● Objective
Reproduce each line of the entries below verbatim, leaving out the picture lines.

● Records to process

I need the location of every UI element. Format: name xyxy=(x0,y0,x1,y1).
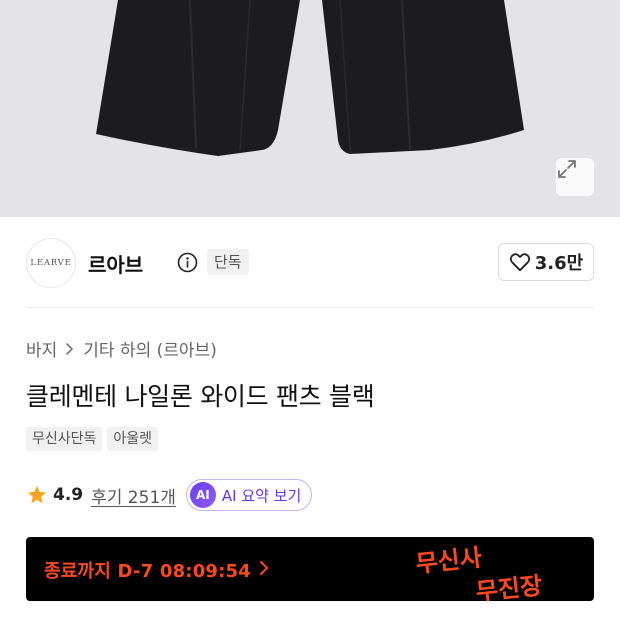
ai-summary-button[interactable]: AI AI 요약 보기 xyxy=(185,479,313,511)
promo-logo-line1: 무신사 xyxy=(414,543,483,578)
product-title: 클레멘테 나일론 와이드 팬츠 블랙 xyxy=(26,382,375,411)
brand-logo[interactable]: LEARVE xyxy=(26,238,76,288)
promo-banner[interactable]: 종료까지 D-7 08:09:54 무신사 무진장 xyxy=(26,537,594,601)
breadcrumb: 바지 기타 하의 (르아브) xyxy=(26,336,217,361)
brand-name[interactable]: 르아브 xyxy=(88,249,143,278)
product-tags: 무신사단독 아울렛 xyxy=(26,427,159,451)
tag-musinsa-exclusive: 무신사단독 xyxy=(26,427,103,451)
exclusive-badge: 단독 xyxy=(207,249,249,275)
info-icon[interactable] xyxy=(177,252,198,273)
like-count: 3.6만 xyxy=(534,253,584,274)
expand-icon xyxy=(558,160,576,178)
star-icon xyxy=(27,485,47,504)
product-image[interactable] xyxy=(0,0,620,217)
promo-logo-line2: 무진장 xyxy=(475,571,544,601)
breadcrumb-category[interactable]: 바지 xyxy=(26,336,57,361)
heart-icon xyxy=(509,253,530,272)
promo-countdown: 종료까지 D-7 08:09:54 xyxy=(44,561,251,582)
divider xyxy=(26,307,594,308)
rating-row: 4.9 후기 251개 AI AI 요약 보기 xyxy=(26,478,313,512)
ai-summary-label: AI 요약 보기 xyxy=(221,486,302,505)
ai-badge-icon: AI xyxy=(189,482,216,508)
pants-photo xyxy=(0,0,620,217)
like-button[interactable]: 3.6만 xyxy=(498,243,594,281)
brand-logo-text: LEARVE xyxy=(30,258,72,268)
breadcrumb-subcategory[interactable]: 기타 하의 (르아브) xyxy=(83,336,217,361)
musinsa-mujinjang-logo: 무신사 무진장 xyxy=(414,543,544,601)
brand-row: LEARVE 르아브 단독 3.6만 xyxy=(26,237,594,289)
review-count-link[interactable]: 후기 251개 xyxy=(91,483,176,508)
chevron-right-icon xyxy=(66,342,74,355)
chevron-right-icon xyxy=(260,561,269,575)
expand-image-button[interactable] xyxy=(556,158,594,196)
rating-score: 4.9 xyxy=(53,485,84,505)
tag-outlet: 아울렛 xyxy=(107,427,159,451)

● Right answer
I need the location of every UI element. Format: name xyxy=(x0,y0,x1,y1).
ai-summary-button[interactable]: AI AI 요약 보기 xyxy=(185,479,313,511)
promo-logo-line1: 무신사 xyxy=(414,543,483,578)
product-title: 클레멘테 나일론 와이드 팬츠 블랙 xyxy=(26,382,375,411)
brand-logo[interactable]: LEARVE xyxy=(26,238,76,288)
promo-banner[interactable]: 종료까지 D-7 08:09:54 무신사 무진장 xyxy=(26,537,594,601)
breadcrumb: 바지 기타 하의 (르아브) xyxy=(26,336,217,361)
brand-name[interactable]: 르아브 xyxy=(88,249,143,278)
product-tags: 무신사단독 아울렛 xyxy=(26,427,159,451)
tag-musinsa-exclusive: 무신사단독 xyxy=(26,427,103,451)
exclusive-badge: 단독 xyxy=(207,249,249,275)
info-icon[interactable] xyxy=(177,252,198,273)
like-count: 3.6만 xyxy=(534,253,584,274)
expand-icon xyxy=(558,160,576,178)
star-icon xyxy=(27,485,47,504)
product-image[interactable] xyxy=(0,0,620,217)
promo-logo-line2: 무진장 xyxy=(475,571,544,601)
breadcrumb-category[interactable]: 바지 xyxy=(26,336,57,361)
heart-icon xyxy=(509,253,530,272)
promo-countdown: 종료까지 D-7 08:09:54 xyxy=(44,561,251,582)
divider xyxy=(26,307,594,308)
rating-row: 4.9 후기 251개 AI AI 요약 보기 xyxy=(26,478,313,512)
ai-summary-label: AI 요약 보기 xyxy=(221,486,302,505)
ai-badge-icon: AI xyxy=(189,482,216,508)
pants-photo xyxy=(0,0,620,217)
like-button[interactable]: 3.6만 xyxy=(498,243,594,281)
brand-logo-text: LEARVE xyxy=(30,258,72,268)
breadcrumb-subcategory[interactable]: 기타 하의 (르아브) xyxy=(83,336,217,361)
musinsa-mujinjang-logo: 무신사 무진장 xyxy=(414,543,544,601)
brand-row: LEARVE 르아브 단독 3.6만 xyxy=(26,237,594,289)
review-count-link[interactable]: 후기 251개 xyxy=(91,483,176,508)
chevron-right-icon xyxy=(66,342,74,355)
chevron-right-icon xyxy=(260,561,269,575)
expand-image-button[interactable] xyxy=(556,158,594,196)
rating-score: 4.9 xyxy=(53,485,84,505)
tag-outlet: 아울렛 xyxy=(107,427,159,451)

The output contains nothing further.